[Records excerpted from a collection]
***

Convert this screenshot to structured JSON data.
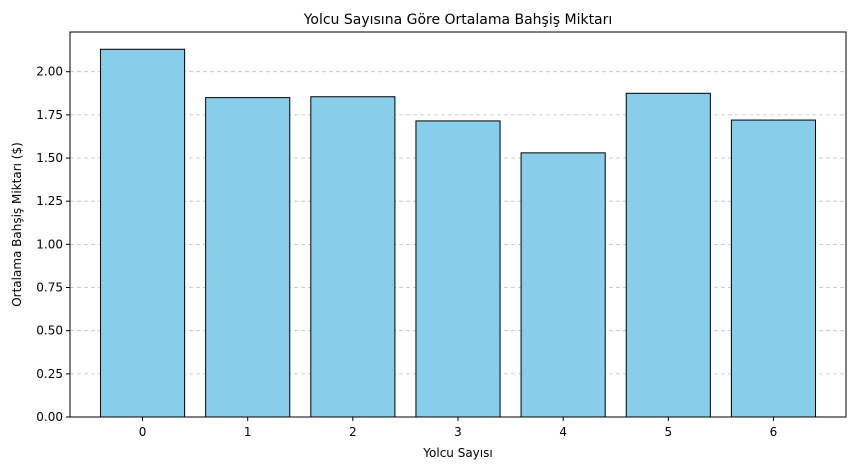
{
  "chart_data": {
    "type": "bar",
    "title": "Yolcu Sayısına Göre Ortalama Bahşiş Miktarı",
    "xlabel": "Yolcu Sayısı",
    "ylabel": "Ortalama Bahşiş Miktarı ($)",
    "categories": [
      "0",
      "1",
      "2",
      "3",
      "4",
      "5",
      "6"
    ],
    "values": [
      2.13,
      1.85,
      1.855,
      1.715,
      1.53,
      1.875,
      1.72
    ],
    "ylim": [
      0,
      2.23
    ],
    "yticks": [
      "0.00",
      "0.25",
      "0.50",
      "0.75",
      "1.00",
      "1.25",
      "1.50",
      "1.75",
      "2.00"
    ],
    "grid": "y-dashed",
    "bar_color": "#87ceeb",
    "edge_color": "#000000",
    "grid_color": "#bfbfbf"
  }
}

***

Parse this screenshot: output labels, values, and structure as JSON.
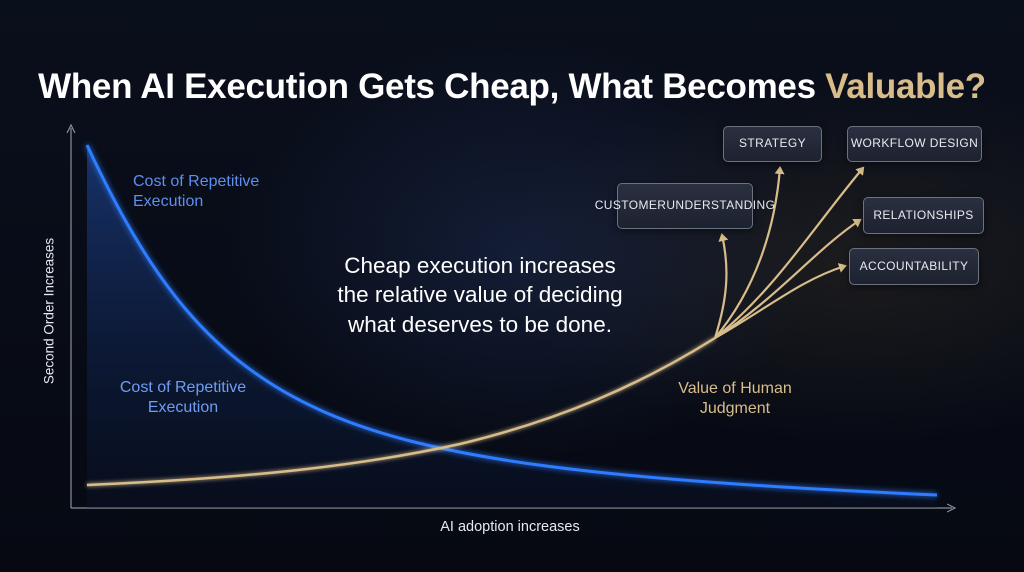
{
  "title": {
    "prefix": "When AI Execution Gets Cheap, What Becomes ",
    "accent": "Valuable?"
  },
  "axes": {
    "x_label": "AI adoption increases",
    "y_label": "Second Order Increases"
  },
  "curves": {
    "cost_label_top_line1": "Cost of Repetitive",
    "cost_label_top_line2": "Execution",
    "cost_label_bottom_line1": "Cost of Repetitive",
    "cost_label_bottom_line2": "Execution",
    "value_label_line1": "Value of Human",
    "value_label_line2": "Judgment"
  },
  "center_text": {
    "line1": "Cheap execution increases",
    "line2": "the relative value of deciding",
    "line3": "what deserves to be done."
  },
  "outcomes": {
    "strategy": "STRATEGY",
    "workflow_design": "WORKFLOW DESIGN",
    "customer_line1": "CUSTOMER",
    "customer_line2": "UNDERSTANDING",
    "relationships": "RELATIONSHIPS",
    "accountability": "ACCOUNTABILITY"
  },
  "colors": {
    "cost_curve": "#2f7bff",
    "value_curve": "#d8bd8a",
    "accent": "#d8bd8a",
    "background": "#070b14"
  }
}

***

(Problem) Count how many lines in the data above hold the string "Miktarı", and give the number with no other words.

(Answer for this exercise) 2